> Work instructions: Each entry below is to be written out exactly, and the pictures are to be left out.

> Given data:
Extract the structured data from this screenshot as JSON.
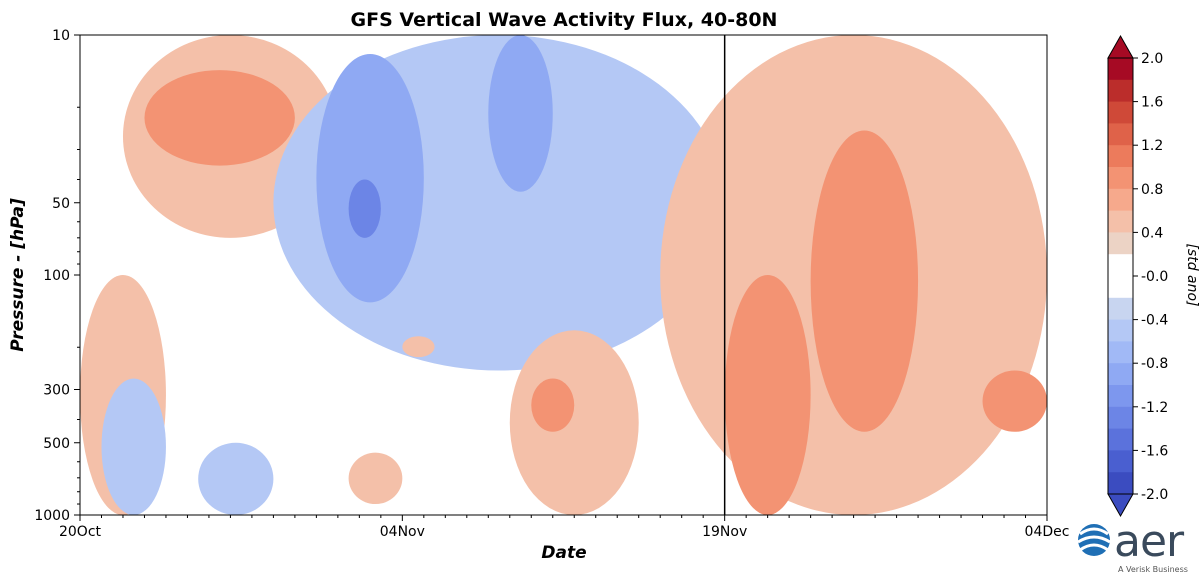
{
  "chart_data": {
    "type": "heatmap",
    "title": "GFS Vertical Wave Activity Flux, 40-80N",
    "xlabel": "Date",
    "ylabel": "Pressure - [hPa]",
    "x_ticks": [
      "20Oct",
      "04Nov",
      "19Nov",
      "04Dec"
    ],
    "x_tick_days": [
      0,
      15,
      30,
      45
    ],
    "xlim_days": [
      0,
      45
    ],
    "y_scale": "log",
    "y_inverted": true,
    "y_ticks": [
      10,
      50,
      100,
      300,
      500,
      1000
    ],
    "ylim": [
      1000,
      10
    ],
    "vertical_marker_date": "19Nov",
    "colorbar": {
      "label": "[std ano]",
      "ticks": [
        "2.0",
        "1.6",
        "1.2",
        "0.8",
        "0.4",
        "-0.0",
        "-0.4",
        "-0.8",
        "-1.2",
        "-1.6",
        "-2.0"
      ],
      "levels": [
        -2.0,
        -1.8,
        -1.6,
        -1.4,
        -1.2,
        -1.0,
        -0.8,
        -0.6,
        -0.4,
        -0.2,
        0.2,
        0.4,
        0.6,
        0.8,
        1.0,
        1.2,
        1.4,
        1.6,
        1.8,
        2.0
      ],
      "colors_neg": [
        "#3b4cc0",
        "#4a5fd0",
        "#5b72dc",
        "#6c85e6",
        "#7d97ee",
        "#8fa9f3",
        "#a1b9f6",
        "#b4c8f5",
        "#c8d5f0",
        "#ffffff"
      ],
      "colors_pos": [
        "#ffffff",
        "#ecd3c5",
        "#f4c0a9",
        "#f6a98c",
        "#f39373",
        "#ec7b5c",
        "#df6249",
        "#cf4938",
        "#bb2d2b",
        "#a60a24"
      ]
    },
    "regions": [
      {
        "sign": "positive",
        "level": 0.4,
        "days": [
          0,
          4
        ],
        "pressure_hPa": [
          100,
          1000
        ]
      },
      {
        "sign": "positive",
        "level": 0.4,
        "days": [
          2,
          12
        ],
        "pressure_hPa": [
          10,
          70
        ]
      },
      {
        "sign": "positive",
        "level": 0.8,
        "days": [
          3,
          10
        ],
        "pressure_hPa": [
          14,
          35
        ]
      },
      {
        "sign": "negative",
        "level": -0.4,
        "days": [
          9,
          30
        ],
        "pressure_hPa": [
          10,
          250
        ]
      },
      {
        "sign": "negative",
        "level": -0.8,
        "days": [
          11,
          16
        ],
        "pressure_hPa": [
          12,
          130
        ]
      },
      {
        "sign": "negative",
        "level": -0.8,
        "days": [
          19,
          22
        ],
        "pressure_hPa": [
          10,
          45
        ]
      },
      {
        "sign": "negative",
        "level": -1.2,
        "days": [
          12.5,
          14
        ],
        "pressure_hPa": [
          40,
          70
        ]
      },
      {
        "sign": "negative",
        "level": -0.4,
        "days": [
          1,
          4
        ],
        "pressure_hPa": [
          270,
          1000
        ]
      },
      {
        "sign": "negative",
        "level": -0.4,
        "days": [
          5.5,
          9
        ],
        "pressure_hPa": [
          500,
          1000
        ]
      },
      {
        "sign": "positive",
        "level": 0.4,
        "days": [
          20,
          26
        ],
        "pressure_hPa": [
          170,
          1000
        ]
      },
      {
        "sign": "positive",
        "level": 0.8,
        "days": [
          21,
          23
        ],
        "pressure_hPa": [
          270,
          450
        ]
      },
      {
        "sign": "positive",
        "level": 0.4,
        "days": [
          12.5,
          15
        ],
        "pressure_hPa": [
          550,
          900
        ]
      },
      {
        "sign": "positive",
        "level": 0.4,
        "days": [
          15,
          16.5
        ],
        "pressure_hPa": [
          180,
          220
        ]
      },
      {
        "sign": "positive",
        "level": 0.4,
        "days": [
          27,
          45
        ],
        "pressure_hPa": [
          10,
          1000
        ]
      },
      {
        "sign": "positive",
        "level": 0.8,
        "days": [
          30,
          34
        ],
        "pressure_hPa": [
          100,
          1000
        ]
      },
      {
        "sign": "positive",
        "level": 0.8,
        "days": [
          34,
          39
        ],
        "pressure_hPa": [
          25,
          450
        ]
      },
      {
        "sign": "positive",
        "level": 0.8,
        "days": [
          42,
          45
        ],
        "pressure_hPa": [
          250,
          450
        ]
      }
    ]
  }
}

> The response:
Extract the structured data from this screenshot as JSON.
{
  "chart_data": {
    "type": "heatmap",
    "title": "GFS Vertical Wave Activity Flux, 40-80N",
    "xlabel": "Date",
    "ylabel": "Pressure - [hPa]",
    "x_ticks": [
      "20Oct",
      "04Nov",
      "19Nov",
      "04Dec"
    ],
    "x_tick_days": [
      0,
      15,
      30,
      45
    ],
    "xlim_days": [
      0,
      45
    ],
    "y_scale": "log",
    "y_inverted": true,
    "y_ticks": [
      10,
      50,
      100,
      300,
      500,
      1000
    ],
    "ylim": [
      1000,
      10
    ],
    "vertical_marker_date": "19Nov",
    "colorbar": {
      "label": "[std ano]",
      "ticks": [
        "2.0",
        "1.6",
        "1.2",
        "0.8",
        "0.4",
        "-0.0",
        "-0.4",
        "-0.8",
        "-1.2",
        "-1.6",
        "-2.0"
      ],
      "levels": [
        -2.0,
        -1.8,
        -1.6,
        -1.4,
        -1.2,
        -1.0,
        -0.8,
        -0.6,
        -0.4,
        -0.2,
        0.2,
        0.4,
        0.6,
        0.8,
        1.0,
        1.2,
        1.4,
        1.6,
        1.8,
        2.0
      ],
      "colors_neg": [
        "#3b4cc0",
        "#4a5fd0",
        "#5b72dc",
        "#6c85e6",
        "#7d97ee",
        "#8fa9f3",
        "#a1b9f6",
        "#b4c8f5",
        "#c8d5f0",
        "#ffffff"
      ],
      "colors_pos": [
        "#ffffff",
        "#ecd3c5",
        "#f4c0a9",
        "#f6a98c",
        "#f39373",
        "#ec7b5c",
        "#df6249",
        "#cf4938",
        "#bb2d2b",
        "#a60a24"
      ]
    },
    "regions": [
      {
        "sign": "positive",
        "level": 0.4,
        "days": [
          0,
          4
        ],
        "pressure_hPa": [
          100,
          1000
        ]
      },
      {
        "sign": "positive",
        "level": 0.4,
        "days": [
          2,
          12
        ],
        "pressure_hPa": [
          10,
          70
        ]
      },
      {
        "sign": "positive",
        "level": 0.8,
        "days": [
          3,
          10
        ],
        "pressure_hPa": [
          14,
          35
        ]
      },
      {
        "sign": "negative",
        "level": -0.4,
        "days": [
          9,
          30
        ],
        "pressure_hPa": [
          10,
          250
        ]
      },
      {
        "sign": "negative",
        "level": -0.8,
        "days": [
          11,
          16
        ],
        "pressure_hPa": [
          12,
          130
        ]
      },
      {
        "sign": "negative",
        "level": -0.8,
        "days": [
          19,
          22
        ],
        "pressure_hPa": [
          10,
          45
        ]
      },
      {
        "sign": "negative",
        "level": -1.2,
        "days": [
          12.5,
          14
        ],
        "pressure_hPa": [
          40,
          70
        ]
      },
      {
        "sign": "negative",
        "level": -0.4,
        "days": [
          1,
          4
        ],
        "pressure_hPa": [
          270,
          1000
        ]
      },
      {
        "sign": "negative",
        "level": -0.4,
        "days": [
          5.5,
          9
        ],
        "pressure_hPa": [
          500,
          1000
        ]
      },
      {
        "sign": "positive",
        "level": 0.4,
        "days": [
          20,
          26
        ],
        "pressure_hPa": [
          170,
          1000
        ]
      },
      {
        "sign": "positive",
        "level": 0.8,
        "days": [
          21,
          23
        ],
        "pressure_hPa": [
          270,
          450
        ]
      },
      {
        "sign": "positive",
        "level": 0.4,
        "days": [
          12.5,
          15
        ],
        "pressure_hPa": [
          550,
          900
        ]
      },
      {
        "sign": "positive",
        "level": 0.4,
        "days": [
          15,
          16.5
        ],
        "pressure_hPa": [
          180,
          220
        ]
      },
      {
        "sign": "positive",
        "level": 0.4,
        "days": [
          27,
          45
        ],
        "pressure_hPa": [
          10,
          1000
        ]
      },
      {
        "sign": "positive",
        "level": 0.8,
        "days": [
          30,
          34
        ],
        "pressure_hPa": [
          100,
          1000
        ]
      },
      {
        "sign": "positive",
        "level": 0.8,
        "days": [
          34,
          39
        ],
        "pressure_hPa": [
          25,
          450
        ]
      },
      {
        "sign": "positive",
        "level": 0.8,
        "days": [
          42,
          45
        ],
        "pressure_hPa": [
          250,
          450
        ]
      }
    ]
  }
}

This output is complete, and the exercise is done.